DATA LISTING
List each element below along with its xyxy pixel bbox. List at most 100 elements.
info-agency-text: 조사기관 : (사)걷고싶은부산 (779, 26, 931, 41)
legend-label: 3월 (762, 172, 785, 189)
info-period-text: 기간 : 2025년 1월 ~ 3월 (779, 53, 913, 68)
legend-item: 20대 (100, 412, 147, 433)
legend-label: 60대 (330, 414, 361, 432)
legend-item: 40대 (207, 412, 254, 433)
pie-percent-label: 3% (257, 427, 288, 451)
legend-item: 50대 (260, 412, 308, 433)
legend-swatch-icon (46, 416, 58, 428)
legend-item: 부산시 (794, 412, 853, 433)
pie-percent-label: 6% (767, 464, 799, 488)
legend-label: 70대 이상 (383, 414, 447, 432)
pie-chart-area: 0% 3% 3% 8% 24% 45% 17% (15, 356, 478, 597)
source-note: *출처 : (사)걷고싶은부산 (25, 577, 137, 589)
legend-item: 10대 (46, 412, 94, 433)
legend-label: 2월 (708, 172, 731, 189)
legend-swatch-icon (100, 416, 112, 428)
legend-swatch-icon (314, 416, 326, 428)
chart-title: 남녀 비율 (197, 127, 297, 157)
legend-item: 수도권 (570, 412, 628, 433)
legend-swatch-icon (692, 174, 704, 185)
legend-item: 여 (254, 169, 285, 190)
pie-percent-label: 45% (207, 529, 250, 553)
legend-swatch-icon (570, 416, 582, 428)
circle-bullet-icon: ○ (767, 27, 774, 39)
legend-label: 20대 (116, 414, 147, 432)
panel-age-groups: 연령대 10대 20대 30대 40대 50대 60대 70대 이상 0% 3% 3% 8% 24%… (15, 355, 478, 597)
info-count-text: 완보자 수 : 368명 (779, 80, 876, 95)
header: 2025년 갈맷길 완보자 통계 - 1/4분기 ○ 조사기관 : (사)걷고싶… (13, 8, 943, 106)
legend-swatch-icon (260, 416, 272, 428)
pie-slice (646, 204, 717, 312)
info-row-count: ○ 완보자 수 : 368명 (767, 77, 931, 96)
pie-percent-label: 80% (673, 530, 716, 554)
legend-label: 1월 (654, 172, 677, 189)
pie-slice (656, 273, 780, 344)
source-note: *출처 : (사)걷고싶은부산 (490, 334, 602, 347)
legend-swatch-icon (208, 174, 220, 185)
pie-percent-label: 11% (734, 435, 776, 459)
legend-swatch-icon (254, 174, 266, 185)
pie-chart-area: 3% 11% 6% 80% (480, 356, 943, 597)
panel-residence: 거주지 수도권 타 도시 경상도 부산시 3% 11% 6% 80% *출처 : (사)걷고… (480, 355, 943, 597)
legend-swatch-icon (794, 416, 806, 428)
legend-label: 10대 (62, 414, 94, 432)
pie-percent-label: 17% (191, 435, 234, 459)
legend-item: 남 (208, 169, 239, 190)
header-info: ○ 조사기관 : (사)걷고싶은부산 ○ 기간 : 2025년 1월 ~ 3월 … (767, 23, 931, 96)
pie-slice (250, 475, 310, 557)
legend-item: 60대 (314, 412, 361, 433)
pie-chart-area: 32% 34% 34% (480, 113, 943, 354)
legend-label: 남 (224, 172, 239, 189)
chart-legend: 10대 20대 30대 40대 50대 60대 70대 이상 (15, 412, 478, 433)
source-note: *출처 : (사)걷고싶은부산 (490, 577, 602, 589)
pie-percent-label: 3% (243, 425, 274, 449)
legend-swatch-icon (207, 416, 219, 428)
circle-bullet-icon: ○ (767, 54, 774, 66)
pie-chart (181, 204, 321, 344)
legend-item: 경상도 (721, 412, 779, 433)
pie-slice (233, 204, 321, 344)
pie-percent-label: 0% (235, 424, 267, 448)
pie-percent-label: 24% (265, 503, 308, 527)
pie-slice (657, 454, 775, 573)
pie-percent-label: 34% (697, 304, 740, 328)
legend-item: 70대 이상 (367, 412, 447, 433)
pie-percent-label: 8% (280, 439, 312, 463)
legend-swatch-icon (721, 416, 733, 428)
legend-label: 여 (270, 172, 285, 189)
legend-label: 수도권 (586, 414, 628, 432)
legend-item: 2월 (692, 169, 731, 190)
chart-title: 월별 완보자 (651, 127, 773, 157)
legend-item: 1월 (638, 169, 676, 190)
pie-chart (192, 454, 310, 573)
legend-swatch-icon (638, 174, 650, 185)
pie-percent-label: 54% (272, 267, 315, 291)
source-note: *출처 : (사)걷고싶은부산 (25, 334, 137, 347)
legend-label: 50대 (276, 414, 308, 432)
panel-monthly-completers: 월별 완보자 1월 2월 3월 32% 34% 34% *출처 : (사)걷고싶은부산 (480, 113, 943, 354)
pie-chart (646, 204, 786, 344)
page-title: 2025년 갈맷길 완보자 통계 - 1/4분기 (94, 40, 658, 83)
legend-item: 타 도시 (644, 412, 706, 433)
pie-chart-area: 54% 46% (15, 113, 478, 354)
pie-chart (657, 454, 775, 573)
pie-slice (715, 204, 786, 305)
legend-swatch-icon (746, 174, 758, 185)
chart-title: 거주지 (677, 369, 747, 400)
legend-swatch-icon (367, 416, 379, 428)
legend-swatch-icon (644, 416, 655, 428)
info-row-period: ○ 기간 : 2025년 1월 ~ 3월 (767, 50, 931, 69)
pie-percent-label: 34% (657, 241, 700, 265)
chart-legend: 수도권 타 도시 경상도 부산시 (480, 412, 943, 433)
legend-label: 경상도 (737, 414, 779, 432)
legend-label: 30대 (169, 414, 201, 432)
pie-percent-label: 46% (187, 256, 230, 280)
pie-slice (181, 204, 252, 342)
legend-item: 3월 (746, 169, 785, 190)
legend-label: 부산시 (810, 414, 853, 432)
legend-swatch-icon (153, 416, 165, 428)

TASK INSTRUCTIONS
Reproduce the listing above line for line, keeping every character unchanged.

FULL ANSWER
List each element below along with its xyxy pixel bbox. List at most 100 elements.
info-agency-text: 조사기관 : (사)걷고싶은부산 (779, 26, 931, 41)
legend-label: 3월 (762, 172, 785, 189)
info-period-text: 기간 : 2025년 1월 ~ 3월 (779, 53, 913, 68)
legend-item: 20대 (100, 412, 147, 433)
legend-label: 60대 (330, 414, 361, 432)
legend-item: 40대 (207, 412, 254, 433)
pie-percent-label: 3% (257, 427, 288, 451)
legend-item: 50대 (260, 412, 308, 433)
legend-swatch-icon (46, 416, 58, 428)
legend-item: 부산시 (794, 412, 853, 433)
pie-percent-label: 6% (767, 464, 799, 488)
legend-label: 70대 이상 (383, 414, 447, 432)
pie-chart-area: 0% 3% 3% 8% 24% 45% 17% (15, 356, 478, 597)
source-note: *출처 : (사)걷고싶은부산 (25, 577, 137, 589)
legend-item: 10대 (46, 412, 94, 433)
legend-label: 2월 (708, 172, 731, 189)
legend-swatch-icon (100, 416, 112, 428)
legend-swatch-icon (314, 416, 326, 428)
chart-title: 남녀 비율 (197, 127, 297, 157)
legend-item: 수도권 (570, 412, 628, 433)
legend-swatch-icon (692, 174, 704, 185)
legend-item: 여 (254, 169, 285, 190)
pie-percent-label: 45% (207, 529, 250, 553)
legend-swatch-icon (570, 416, 582, 428)
circle-bullet-icon: ○ (767, 27, 774, 39)
legend-label: 20대 (116, 414, 147, 432)
panel-age-groups: 연령대 10대 20대 30대 40대 50대 60대 70대 이상 0% 3% 3% 8% 24%… (15, 355, 478, 597)
info-count-text: 완보자 수 : 368명 (779, 80, 876, 95)
header: 2025년 갈맷길 완보자 통계 - 1/4분기 ○ 조사기관 : (사)걷고싶… (13, 8, 943, 106)
legend-swatch-icon (260, 416, 272, 428)
pie-slice (646, 204, 717, 312)
info-row-count: ○ 완보자 수 : 368명 (767, 77, 931, 96)
pie-percent-label: 80% (673, 530, 716, 554)
legend-label: 1월 (654, 172, 677, 189)
pie-slice (656, 273, 780, 344)
source-note: *출처 : (사)걷고싶은부산 (490, 334, 602, 347)
legend-swatch-icon (208, 174, 220, 185)
pie-percent-label: 11% (734, 435, 776, 459)
legend-swatch-icon (254, 174, 266, 185)
pie-chart-area: 3% 11% 6% 80% (480, 356, 943, 597)
panel-residence: 거주지 수도권 타 도시 경상도 부산시 3% 11% 6% 80% *출처 : (사)걷고… (480, 355, 943, 597)
legend-swatch-icon (794, 416, 806, 428)
legend-label: 10대 (62, 414, 94, 432)
pie-percent-label: 17% (191, 435, 234, 459)
legend-item: 남 (208, 169, 239, 190)
header-info: ○ 조사기관 : (사)걷고싶은부산 ○ 기간 : 2025년 1월 ~ 3월 … (767, 23, 931, 96)
pie-slice (250, 475, 310, 557)
legend-item: 60대 (314, 412, 361, 433)
pie-chart-area: 32% 34% 34% (480, 113, 943, 354)
legend-label: 남 (224, 172, 239, 189)
chart-legend: 10대 20대 30대 40대 50대 60대 70대 이상 (15, 412, 478, 433)
source-note: *출처 : (사)걷고싶은부산 (490, 577, 602, 589)
pie-percent-label: 3% (243, 425, 274, 449)
legend-swatch-icon (207, 416, 219, 428)
circle-bullet-icon: ○ (767, 54, 774, 66)
pie-chart (181, 204, 321, 344)
legend-item: 경상도 (721, 412, 779, 433)
pie-slice (233, 204, 321, 344)
pie-percent-label: 0% (235, 424, 267, 448)
pie-percent-label: 24% (265, 503, 308, 527)
pie-slice (657, 454, 775, 573)
pie-percent-label: 34% (697, 304, 740, 328)
legend-item: 70대 이상 (367, 412, 447, 433)
pie-percent-label: 8% (280, 439, 312, 463)
legend-swatch-icon (721, 416, 733, 428)
legend-label: 여 (270, 172, 285, 189)
legend-label: 수도권 (586, 414, 628, 432)
legend-item: 2월 (692, 169, 731, 190)
chart-title: 월별 완보자 (651, 127, 773, 157)
legend-item: 1월 (638, 169, 676, 190)
pie-chart (192, 454, 310, 573)
legend-swatch-icon (638, 174, 650, 185)
pie-percent-label: 54% (272, 267, 315, 291)
source-note: *출처 : (사)걷고싶은부산 (25, 334, 137, 347)
legend-label: 50대 (276, 414, 308, 432)
panel-monthly-completers: 월별 완보자 1월 2월 3월 32% 34% 34% *출처 : (사)걷고싶은부산 (480, 113, 943, 354)
pie-chart (646, 204, 786, 344)
page-title: 2025년 갈맷길 완보자 통계 - 1/4분기 (94, 40, 658, 83)
legend-item: 타 도시 (644, 412, 706, 433)
pie-chart-area: 54% 46% (15, 113, 478, 354)
pie-chart (657, 454, 775, 573)
pie-slice (715, 204, 786, 305)
legend-swatch-icon (746, 174, 758, 185)
chart-title: 거주지 (677, 369, 747, 400)
legend-swatch-icon (367, 416, 379, 428)
legend-swatch-icon (644, 416, 655, 428)
info-row-period: ○ 기간 : 2025년 1월 ~ 3월 (767, 50, 931, 69)
pie-percent-label: 34% (657, 241, 700, 265)
chart-legend: 수도권 타 도시 경상도 부산시 (480, 412, 943, 433)
legend-label: 경상도 (737, 414, 779, 432)
legend-label: 30대 (169, 414, 201, 432)
pie-percent-label: 46% (187, 256, 230, 280)
pie-slice (181, 204, 252, 342)
legend-item: 3월 (746, 169, 785, 190)
legend-label: 부산시 (810, 414, 853, 432)
legend-swatch-icon (153, 416, 165, 428)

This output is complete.